Short task
Give back exactly the lines from the one containing "What's the underlying" through the end of the records, including both, and no others.

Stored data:
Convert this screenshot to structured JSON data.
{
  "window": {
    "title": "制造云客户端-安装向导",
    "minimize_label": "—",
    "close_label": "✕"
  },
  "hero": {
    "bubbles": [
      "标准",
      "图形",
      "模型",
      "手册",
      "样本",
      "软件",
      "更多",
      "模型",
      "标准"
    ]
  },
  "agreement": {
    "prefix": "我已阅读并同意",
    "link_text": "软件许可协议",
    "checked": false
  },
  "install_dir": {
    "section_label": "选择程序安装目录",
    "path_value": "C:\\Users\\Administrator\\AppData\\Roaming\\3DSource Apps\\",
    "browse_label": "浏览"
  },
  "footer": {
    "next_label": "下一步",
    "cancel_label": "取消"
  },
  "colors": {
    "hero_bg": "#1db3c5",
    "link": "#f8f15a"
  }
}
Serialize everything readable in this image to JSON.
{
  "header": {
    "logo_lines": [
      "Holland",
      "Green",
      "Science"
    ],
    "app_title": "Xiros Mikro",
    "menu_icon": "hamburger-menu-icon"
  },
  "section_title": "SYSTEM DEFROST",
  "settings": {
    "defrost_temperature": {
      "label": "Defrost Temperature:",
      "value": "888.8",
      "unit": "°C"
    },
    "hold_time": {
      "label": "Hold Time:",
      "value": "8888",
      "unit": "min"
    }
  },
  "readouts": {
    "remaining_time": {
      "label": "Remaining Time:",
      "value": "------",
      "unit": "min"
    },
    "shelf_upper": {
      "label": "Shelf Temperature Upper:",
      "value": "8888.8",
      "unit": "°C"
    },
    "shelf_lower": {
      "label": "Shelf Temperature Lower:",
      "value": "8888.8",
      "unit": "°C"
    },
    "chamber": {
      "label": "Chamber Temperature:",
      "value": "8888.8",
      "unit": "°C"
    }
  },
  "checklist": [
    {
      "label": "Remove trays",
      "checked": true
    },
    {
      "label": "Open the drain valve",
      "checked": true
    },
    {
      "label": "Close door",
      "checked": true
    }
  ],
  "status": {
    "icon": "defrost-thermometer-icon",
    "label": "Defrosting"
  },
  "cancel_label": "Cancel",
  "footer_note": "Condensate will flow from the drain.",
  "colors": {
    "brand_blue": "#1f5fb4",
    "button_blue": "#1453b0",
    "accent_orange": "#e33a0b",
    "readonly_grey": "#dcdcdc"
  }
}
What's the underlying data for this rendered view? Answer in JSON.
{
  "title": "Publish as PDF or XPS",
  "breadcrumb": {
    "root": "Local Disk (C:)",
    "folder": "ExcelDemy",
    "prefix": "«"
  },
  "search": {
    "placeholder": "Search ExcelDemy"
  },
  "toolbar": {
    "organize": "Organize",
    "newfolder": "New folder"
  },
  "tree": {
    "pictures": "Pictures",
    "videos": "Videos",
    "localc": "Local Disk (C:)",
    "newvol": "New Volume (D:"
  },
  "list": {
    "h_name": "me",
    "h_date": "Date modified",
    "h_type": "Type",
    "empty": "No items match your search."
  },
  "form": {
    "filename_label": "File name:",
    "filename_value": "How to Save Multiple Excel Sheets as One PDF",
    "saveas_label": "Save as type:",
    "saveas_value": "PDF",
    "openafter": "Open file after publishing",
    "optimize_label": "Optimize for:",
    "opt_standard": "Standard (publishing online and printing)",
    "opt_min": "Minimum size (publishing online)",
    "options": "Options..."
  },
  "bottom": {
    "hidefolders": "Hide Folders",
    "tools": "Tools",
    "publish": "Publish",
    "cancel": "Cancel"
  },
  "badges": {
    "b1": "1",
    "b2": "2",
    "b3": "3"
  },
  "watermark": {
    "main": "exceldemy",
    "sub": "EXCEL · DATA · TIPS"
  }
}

Exercise output
What's the underlying data for this rendered view? Answer in JSON.
{
  "title": "Publish as PDF or XPS",
  "breadcrumb": {
    "root": "Local Disk (C:)",
    "folder": "ExcelDemy",
    "prefix": "«"
  },
  "search": {
    "placeholder": "Search ExcelDemy"
  },
  "toolbar": {
    "organize": "Organize",
    "newfolder": "New folder"
  },
  "tree": {
    "pictures": "Pictures",
    "videos": "Videos",
    "localc": "Local Disk (C:)",
    "newvol": "New Volume (D:"
  },
  "list": {
    "h_name": "me",
    "h_date": "Date modified",
    "h_type": "Type",
    "empty": "No items match your search."
  },
  "form": {
    "filename_label": "File name:",
    "filename_value": "How to Save Multiple Excel Sheets as One PDF",
    "saveas_label": "Save as type:",
    "saveas_value": "PDF",
    "openafter": "Open file after publishing",
    "optimize_label": "Optimize for:",
    "opt_standard": "Standard (publishing online and printing)",
    "opt_min": "Minimum size (publishing online)",
    "options": "Options..."
  },
  "bottom": {
    "hidefolders": "Hide Folders",
    "tools": "Tools",
    "publish": "Publish",
    "cancel": "Cancel"
  },
  "badges": {
    "b1": "1",
    "b2": "2",
    "b3": "3"
  },
  "watermark": {
    "main": "exceldemy",
    "sub": "EXCEL · DATA · TIPS"
  }
}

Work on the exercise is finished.